*Exercise instructions*: Among the records below, find each line that includes the string "with" and copy it.

Extracted records
____________

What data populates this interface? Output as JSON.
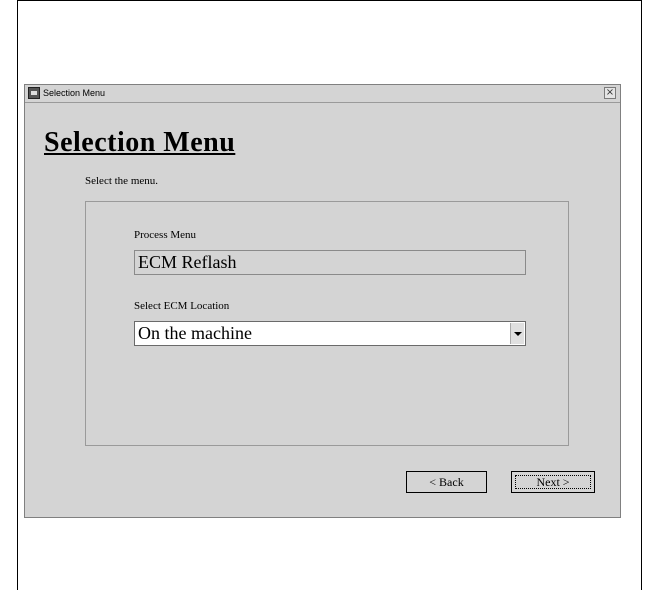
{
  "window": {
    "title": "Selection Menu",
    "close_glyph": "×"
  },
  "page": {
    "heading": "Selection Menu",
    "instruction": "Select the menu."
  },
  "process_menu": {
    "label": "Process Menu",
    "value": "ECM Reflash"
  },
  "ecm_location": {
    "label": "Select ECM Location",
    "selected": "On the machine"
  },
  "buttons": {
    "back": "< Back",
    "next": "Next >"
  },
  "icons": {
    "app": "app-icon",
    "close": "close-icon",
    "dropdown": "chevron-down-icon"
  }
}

____________

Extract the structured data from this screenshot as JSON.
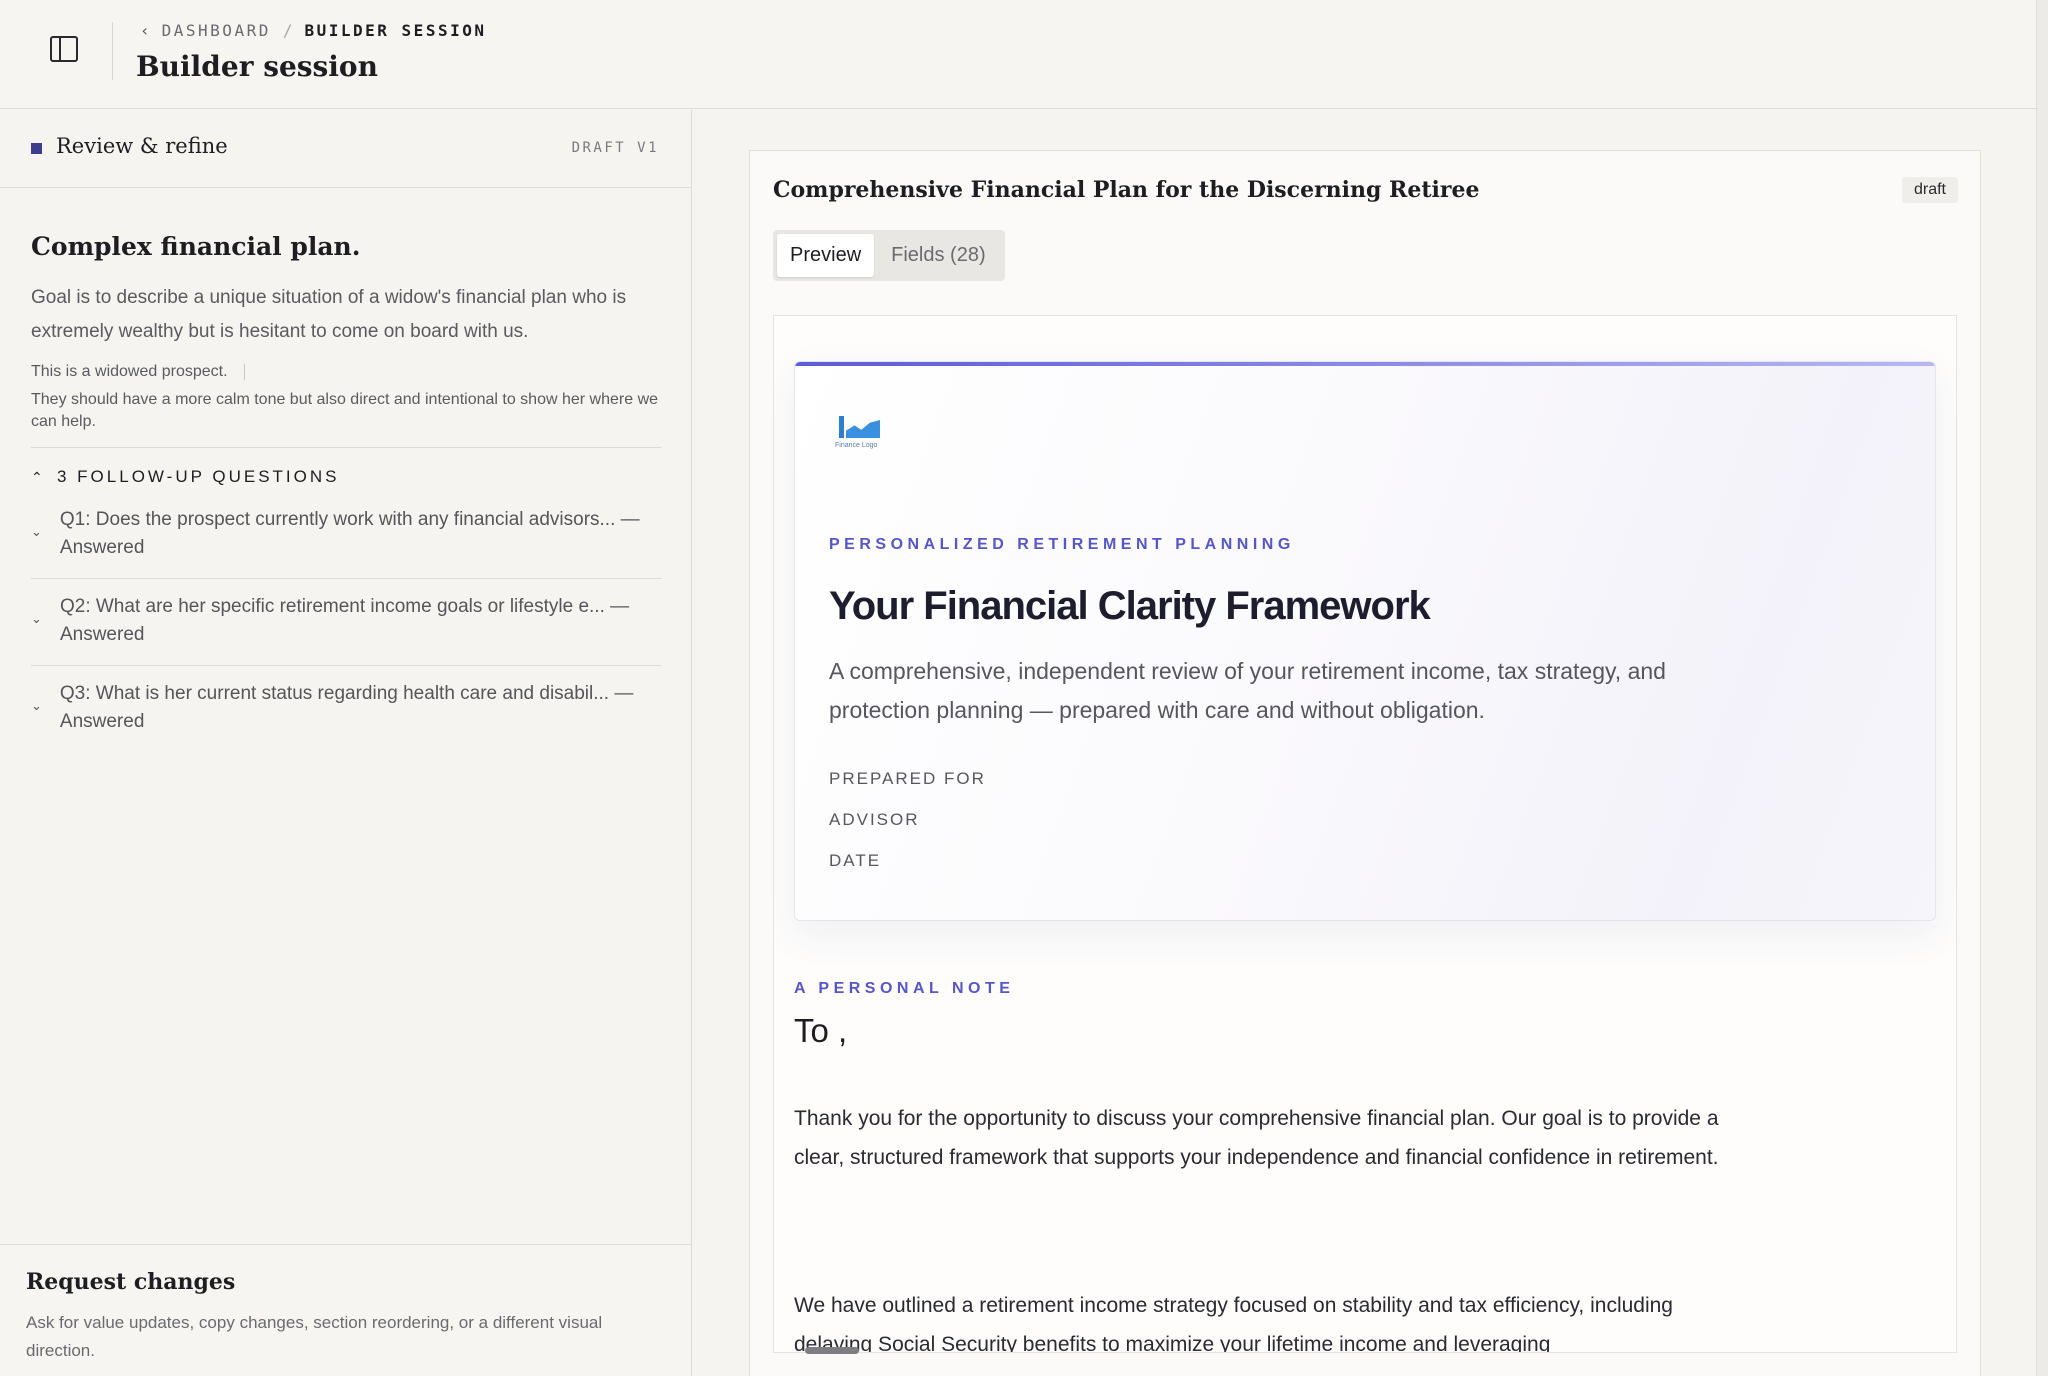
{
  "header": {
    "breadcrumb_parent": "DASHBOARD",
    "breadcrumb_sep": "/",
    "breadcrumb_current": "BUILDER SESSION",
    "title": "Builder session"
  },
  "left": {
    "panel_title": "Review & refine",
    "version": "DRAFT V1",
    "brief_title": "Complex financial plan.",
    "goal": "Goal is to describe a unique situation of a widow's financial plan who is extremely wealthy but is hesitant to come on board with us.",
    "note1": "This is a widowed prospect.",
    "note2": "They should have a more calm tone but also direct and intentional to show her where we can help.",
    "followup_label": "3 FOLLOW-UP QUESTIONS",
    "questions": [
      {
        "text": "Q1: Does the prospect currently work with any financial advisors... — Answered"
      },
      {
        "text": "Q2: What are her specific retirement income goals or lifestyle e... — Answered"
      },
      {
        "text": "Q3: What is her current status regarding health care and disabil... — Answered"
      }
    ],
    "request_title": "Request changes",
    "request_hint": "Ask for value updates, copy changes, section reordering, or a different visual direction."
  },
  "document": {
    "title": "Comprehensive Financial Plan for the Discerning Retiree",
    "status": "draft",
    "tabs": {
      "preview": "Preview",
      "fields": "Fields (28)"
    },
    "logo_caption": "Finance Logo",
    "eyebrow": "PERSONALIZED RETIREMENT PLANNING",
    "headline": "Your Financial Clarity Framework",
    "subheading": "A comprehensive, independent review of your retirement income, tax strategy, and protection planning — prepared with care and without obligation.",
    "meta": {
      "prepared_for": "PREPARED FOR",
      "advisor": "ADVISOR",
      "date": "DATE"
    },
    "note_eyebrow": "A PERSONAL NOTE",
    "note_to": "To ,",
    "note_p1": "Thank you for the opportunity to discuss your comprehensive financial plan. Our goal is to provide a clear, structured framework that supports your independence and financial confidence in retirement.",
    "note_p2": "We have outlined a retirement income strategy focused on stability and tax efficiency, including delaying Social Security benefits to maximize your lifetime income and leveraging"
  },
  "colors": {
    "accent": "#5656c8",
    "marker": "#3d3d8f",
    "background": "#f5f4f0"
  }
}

____________

*Solution to the problem*:
    "goal": "Goal is to describe a unique situation of a widow's financial plan who is extremely wealthy but is hesitant to come on board with us.",
        "text": "Q1: Does the prospect currently work with any financial advisors... — Answered"
    "subheading": "A comprehensive, independent review of your retirement income, tax strategy, and protection planning — prepared with care and without obligation.",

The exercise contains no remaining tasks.